-- Trabajo por realizar --
Traduce al inglés esta oración del texto sobre san Pacomio: "Después de este ruego y de esta promesa, el amor al verdadero bien y a la piedad tomaron en él un tan grande incremento, que no cesó jamás de practicar mil y mil ejercicios de virtud".

-- Texto fuente --

..........

CAP. II
(CONTINUACION)
San Pacomio, cuando todavía era un joven soldado y no conocía a Dios,
alistado bajo las banderas del ejército que Constantino había levantado contra
el tirano Majencío, se alojó, con el batallón a que pertenecía, en una pequeña
ciudad situada no muy lejos de Tebas, donde, no sólo él, sino todo el ejército,
se halló falto de toda clase de víveres. Llegó ello a noticia de los habitantes
de aquel lugar, que por feliz providencia eran fieles de Jesucristo, y
proveyeron en seguida a la necesidad de los soldados, con tanta solicitud,
cortesía y afecto, que Pacomio se sintió arrebatado de admiración, y, como preguntase
qué gente era aquella, tan bondadosa, amable y simpática, le dijeron que eran
cristianos, e, inquiriendo acerca de su ley y de su manera de vivir, supo que
creían en Jesucristo, hijo unigénito de Dios, y que hacían bien a toda clase de
personas, con la firme esperanza de recibir del mismo Dios una espléndida
recompensa. El pobre Pacomio, aunque de buen natural, habla dormido hasta entonces
el sueño de la infidelidad; y he aquí que, de repente, encontrase con Dios en
la puerta de su corazón, y, por el buen ejemplo de aquellos cristianos, como
por una dulce voz, llámale y despertóle y le infundió el primer sentimiento del
calor vivificante de su amor. Porque, apenas oyó hablar, como acabo de decir,
de la amable ley del Salvador, cuando, lleno todo él de una nueva luz y de una
consolación interior, retírese aparte, y, después de haber reflexionado durante
algún tiempo consigo mismo, exhalando un suspiro, exclamó en son de súplica,
levantando las manos al cielo: Señor Dios, que habéis hecho el cielo y la
tierra, si os dignáis dirigir vuestra mirada sobre mi bajeza y sobre mi pena y
darme el conocimiento de vuestra divinidad, os prometo serviros y obedecer vuestros
mandamientos toda mi vida. Después de este ruego y de esta promesa, el amor al
verdadero bien y a la piedad tomaron en él un tan grande incremento, que no
cesó jamás de practicar mil y mil ejercicios de virtud. Te ruego, pues Teótimo, que veas como Dios va hundiendo suavemente y
poco a poco la gracia de su inspiración dentro de los corazones que la aceptan,
atraYéndolos hacia sí, de peldaño en peldaño, por esta escala de Jacob.

..........

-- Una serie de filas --
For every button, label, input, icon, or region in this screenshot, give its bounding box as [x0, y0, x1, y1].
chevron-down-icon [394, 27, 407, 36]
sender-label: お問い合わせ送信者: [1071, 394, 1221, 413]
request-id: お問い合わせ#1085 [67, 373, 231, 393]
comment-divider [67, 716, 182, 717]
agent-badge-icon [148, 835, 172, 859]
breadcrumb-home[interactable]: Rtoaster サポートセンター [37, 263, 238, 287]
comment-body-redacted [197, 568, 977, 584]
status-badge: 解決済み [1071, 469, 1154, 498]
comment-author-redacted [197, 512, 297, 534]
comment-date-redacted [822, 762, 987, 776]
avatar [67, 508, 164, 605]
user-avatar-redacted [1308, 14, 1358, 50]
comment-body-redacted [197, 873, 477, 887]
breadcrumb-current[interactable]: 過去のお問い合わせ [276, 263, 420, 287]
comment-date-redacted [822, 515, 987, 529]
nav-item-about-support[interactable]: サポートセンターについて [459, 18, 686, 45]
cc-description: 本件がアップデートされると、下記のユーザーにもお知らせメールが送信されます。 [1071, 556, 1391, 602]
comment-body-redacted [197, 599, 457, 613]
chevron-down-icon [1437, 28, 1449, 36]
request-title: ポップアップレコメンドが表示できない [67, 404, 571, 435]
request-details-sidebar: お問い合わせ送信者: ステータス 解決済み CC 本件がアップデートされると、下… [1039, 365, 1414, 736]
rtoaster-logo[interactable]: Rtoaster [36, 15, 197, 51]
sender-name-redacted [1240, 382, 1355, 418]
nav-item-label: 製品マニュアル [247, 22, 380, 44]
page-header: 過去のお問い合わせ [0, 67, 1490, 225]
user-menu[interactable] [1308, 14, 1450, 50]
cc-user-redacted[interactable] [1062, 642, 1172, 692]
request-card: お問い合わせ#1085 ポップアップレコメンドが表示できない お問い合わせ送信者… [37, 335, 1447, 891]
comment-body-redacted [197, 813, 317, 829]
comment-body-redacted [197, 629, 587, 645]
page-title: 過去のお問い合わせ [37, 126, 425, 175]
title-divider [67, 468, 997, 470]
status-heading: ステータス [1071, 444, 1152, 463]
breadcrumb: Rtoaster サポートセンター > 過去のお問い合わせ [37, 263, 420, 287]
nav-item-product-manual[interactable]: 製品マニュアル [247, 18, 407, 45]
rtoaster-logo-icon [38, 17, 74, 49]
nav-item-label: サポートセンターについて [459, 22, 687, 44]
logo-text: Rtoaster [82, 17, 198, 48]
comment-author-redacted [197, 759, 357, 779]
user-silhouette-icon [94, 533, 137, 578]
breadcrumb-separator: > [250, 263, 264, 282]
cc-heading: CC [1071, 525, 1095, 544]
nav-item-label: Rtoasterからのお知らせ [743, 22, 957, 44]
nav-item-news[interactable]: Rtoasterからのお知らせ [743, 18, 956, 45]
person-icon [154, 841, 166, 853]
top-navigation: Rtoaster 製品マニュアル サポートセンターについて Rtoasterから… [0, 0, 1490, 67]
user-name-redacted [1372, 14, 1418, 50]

..........

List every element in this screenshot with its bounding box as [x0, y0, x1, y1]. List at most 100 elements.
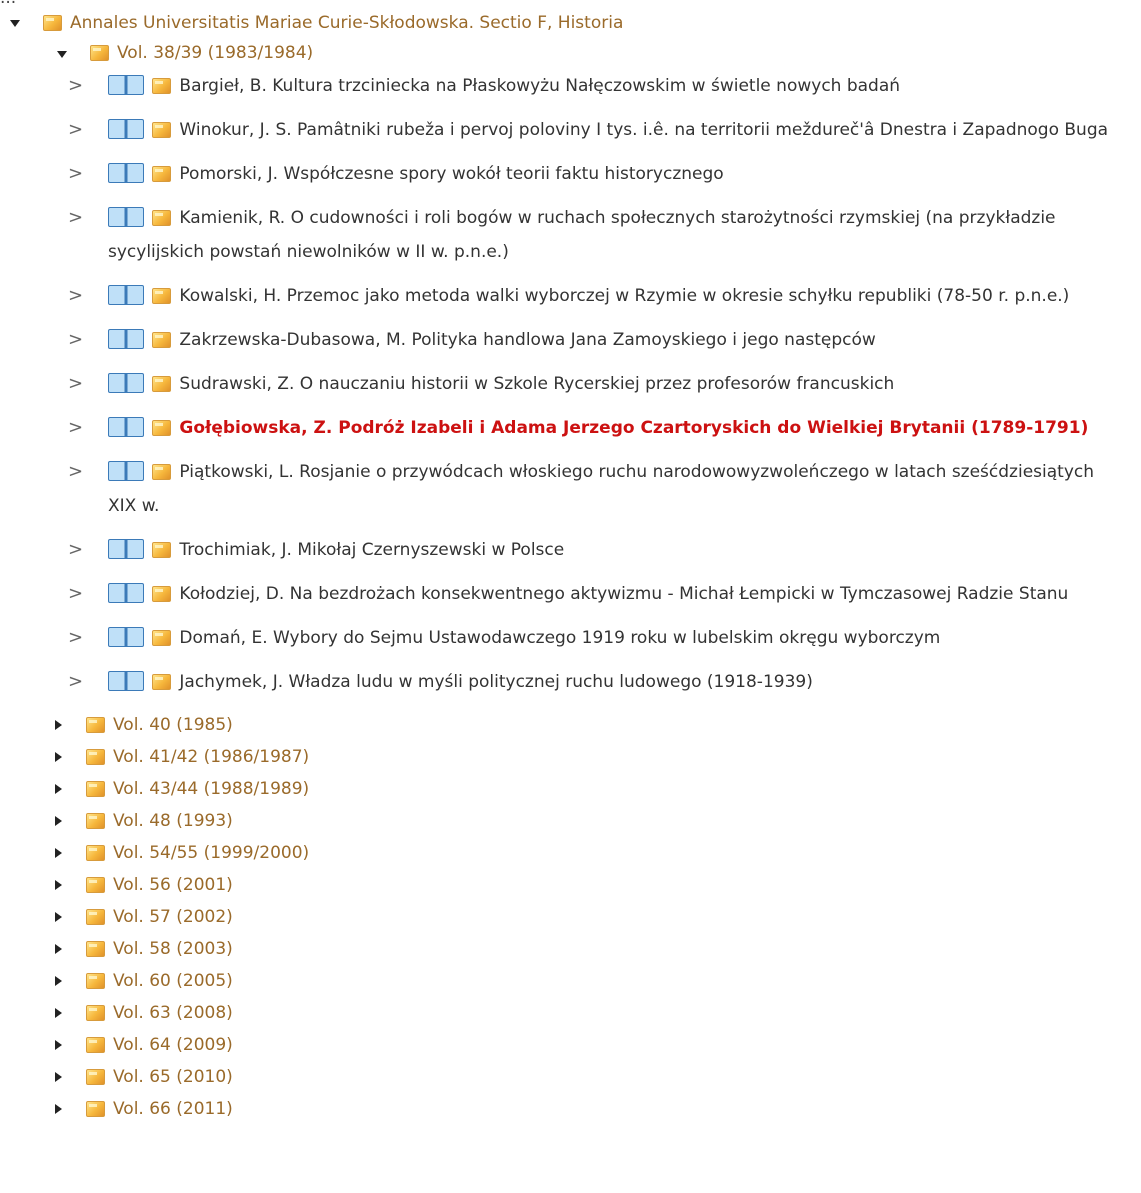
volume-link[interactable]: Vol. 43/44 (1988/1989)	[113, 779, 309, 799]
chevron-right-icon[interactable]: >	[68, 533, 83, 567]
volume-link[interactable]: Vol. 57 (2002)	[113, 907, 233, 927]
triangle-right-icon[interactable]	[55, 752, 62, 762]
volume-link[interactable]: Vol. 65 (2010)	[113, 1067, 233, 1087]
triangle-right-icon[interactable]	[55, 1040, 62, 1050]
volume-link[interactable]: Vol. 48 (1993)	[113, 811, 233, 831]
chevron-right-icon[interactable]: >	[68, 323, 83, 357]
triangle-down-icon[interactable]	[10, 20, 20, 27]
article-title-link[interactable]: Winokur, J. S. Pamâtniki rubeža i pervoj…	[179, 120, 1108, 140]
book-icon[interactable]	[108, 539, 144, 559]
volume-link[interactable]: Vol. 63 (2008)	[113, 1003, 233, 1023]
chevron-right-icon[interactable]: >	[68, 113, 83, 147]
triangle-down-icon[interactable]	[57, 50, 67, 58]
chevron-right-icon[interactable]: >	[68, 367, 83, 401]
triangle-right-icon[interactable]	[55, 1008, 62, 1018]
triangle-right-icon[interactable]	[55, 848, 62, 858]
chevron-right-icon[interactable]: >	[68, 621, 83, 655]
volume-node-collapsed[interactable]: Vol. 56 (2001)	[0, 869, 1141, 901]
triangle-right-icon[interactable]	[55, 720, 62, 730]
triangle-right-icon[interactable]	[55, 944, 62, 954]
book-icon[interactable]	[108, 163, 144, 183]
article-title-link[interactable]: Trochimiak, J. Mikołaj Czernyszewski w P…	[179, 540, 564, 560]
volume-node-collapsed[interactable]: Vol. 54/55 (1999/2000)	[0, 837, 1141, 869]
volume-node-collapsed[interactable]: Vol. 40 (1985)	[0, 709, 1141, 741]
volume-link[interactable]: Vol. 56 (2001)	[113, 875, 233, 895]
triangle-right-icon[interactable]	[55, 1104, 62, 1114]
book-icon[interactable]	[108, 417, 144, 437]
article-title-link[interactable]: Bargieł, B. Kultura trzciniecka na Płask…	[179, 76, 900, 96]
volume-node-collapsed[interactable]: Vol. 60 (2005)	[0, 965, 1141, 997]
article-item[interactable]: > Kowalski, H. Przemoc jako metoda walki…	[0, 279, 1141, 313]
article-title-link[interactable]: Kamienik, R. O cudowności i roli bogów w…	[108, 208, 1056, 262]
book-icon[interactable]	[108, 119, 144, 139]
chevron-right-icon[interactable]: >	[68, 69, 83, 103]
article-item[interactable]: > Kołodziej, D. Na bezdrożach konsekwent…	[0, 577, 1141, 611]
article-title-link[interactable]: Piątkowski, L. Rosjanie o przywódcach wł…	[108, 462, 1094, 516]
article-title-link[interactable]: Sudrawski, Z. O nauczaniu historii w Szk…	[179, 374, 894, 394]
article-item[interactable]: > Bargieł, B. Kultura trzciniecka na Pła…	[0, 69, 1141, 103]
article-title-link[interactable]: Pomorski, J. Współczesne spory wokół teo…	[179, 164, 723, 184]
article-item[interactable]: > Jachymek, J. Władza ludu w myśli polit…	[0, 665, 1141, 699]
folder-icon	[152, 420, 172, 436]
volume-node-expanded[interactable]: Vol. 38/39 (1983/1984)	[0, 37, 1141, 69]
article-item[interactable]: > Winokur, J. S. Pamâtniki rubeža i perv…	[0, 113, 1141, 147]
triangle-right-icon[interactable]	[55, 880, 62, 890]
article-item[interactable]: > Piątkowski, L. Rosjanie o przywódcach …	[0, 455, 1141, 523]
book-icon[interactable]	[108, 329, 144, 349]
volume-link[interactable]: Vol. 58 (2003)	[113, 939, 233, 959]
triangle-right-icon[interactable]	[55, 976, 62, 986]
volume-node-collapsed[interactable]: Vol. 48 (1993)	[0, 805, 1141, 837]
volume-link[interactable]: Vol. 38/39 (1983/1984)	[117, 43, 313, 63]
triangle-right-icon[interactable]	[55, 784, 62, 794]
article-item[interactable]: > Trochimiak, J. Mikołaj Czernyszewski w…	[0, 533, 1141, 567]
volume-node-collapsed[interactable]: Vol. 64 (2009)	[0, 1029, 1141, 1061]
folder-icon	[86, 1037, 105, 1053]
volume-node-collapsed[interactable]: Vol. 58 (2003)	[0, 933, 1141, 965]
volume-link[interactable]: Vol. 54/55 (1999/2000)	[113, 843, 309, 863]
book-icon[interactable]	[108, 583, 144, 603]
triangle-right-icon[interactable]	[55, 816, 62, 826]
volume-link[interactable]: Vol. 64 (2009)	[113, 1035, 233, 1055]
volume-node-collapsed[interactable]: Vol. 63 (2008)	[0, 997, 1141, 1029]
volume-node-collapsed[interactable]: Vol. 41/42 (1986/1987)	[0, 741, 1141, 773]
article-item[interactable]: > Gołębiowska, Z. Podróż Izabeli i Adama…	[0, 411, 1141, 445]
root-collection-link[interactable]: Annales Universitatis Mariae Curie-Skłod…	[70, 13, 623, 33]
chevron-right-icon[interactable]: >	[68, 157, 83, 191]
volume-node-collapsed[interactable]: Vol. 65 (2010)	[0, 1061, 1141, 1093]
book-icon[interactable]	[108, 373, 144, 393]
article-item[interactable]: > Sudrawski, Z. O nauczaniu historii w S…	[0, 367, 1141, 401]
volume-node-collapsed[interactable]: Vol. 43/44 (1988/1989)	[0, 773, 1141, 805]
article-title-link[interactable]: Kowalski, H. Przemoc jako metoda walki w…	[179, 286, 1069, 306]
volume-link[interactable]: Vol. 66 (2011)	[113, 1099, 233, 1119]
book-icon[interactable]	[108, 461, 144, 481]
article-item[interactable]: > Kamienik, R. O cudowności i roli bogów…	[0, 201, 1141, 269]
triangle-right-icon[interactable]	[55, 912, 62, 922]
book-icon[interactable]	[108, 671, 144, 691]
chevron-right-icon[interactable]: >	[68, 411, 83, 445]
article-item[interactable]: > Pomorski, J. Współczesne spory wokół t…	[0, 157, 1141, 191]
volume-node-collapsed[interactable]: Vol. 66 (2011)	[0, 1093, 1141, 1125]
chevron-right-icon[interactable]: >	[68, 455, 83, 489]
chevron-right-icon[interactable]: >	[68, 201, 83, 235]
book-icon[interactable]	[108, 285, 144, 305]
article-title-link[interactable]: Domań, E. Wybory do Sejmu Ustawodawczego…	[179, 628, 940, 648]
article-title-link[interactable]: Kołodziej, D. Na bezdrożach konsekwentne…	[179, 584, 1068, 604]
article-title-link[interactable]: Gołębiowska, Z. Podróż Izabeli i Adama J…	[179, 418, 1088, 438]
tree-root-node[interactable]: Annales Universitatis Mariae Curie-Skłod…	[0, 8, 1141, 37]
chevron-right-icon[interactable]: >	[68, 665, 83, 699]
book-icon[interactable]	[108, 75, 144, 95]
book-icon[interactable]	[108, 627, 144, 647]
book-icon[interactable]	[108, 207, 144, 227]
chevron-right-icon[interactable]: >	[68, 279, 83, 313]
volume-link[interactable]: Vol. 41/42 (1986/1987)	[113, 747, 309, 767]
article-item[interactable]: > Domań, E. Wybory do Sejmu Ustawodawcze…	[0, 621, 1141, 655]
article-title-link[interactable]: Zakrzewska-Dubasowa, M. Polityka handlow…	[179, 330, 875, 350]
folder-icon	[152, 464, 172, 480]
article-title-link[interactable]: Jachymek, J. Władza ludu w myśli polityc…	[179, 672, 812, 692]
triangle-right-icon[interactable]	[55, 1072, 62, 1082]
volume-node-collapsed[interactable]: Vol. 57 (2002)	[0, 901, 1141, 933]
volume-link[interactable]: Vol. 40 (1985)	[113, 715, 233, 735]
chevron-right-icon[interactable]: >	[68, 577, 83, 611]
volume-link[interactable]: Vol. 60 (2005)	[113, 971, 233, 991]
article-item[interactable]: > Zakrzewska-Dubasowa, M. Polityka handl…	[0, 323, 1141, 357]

..........

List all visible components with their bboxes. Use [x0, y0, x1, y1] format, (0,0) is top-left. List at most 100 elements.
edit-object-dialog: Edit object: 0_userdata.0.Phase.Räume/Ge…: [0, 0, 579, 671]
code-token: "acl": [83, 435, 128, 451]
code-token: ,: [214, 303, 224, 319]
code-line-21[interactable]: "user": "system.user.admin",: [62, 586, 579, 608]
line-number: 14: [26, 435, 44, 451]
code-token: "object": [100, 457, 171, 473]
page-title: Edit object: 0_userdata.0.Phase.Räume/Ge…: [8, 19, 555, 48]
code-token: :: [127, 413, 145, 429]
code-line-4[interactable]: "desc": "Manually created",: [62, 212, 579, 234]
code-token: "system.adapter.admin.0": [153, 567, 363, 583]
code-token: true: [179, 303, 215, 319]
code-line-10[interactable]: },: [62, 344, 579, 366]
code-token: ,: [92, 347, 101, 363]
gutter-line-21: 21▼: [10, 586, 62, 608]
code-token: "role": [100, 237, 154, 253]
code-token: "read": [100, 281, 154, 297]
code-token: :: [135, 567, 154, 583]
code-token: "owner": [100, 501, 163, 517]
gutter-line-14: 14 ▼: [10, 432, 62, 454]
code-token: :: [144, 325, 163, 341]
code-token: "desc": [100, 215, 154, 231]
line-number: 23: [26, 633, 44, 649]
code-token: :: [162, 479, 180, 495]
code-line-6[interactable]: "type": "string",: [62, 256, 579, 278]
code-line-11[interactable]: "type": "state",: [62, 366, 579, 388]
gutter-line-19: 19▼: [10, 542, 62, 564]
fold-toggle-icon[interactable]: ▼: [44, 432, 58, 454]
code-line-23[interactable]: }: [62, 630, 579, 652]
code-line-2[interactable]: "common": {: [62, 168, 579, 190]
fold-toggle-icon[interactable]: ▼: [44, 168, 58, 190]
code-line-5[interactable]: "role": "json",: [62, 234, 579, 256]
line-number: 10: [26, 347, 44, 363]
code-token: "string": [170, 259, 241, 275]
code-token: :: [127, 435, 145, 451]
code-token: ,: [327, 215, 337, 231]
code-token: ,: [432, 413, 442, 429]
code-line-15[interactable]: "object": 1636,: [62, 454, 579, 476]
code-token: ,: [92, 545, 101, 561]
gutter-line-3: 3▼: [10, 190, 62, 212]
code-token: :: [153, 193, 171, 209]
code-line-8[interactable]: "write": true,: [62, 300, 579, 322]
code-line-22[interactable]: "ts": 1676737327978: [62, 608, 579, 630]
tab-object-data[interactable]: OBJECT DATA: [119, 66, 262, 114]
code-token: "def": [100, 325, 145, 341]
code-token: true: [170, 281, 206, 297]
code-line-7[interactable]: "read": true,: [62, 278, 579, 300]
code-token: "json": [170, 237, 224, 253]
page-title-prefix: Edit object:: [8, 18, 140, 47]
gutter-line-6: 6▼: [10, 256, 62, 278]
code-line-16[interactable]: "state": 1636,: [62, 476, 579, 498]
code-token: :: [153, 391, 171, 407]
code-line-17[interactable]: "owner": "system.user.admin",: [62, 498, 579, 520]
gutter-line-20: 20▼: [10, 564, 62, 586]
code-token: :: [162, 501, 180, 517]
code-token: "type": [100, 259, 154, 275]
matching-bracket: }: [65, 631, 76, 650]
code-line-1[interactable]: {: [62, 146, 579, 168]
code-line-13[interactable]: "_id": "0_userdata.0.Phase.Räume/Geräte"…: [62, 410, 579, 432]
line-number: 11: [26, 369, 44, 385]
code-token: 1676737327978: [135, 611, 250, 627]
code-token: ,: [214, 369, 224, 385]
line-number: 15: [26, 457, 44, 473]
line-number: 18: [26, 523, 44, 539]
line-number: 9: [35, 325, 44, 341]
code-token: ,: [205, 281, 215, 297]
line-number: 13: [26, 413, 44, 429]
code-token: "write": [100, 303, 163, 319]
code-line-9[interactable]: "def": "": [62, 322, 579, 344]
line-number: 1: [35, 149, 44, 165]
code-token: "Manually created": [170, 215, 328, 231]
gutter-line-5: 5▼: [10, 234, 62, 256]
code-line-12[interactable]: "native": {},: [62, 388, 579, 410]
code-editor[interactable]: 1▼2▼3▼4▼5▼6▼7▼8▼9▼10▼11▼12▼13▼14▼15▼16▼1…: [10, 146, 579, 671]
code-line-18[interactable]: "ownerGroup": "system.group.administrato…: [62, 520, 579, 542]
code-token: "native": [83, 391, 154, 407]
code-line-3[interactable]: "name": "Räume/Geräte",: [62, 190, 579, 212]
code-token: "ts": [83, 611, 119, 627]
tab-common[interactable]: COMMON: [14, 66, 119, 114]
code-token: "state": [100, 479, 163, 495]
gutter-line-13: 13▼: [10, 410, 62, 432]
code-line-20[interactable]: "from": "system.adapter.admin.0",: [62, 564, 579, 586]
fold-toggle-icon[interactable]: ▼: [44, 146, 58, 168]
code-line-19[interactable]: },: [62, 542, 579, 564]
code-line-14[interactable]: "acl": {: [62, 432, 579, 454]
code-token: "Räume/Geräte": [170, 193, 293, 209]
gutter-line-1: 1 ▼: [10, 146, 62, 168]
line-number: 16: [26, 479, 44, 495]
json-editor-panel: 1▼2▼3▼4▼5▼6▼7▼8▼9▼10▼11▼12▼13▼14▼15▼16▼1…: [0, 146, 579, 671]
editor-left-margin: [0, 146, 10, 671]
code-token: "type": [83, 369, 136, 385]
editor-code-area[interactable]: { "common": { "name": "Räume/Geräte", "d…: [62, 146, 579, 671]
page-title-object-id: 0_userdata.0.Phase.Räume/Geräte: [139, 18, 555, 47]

..........

-- Respuesta completa --
After this prayer and this promise, the love of the true good and of piety grew so greatly in him that he never ceased to practice thousands upon thousands of exercises of virtue.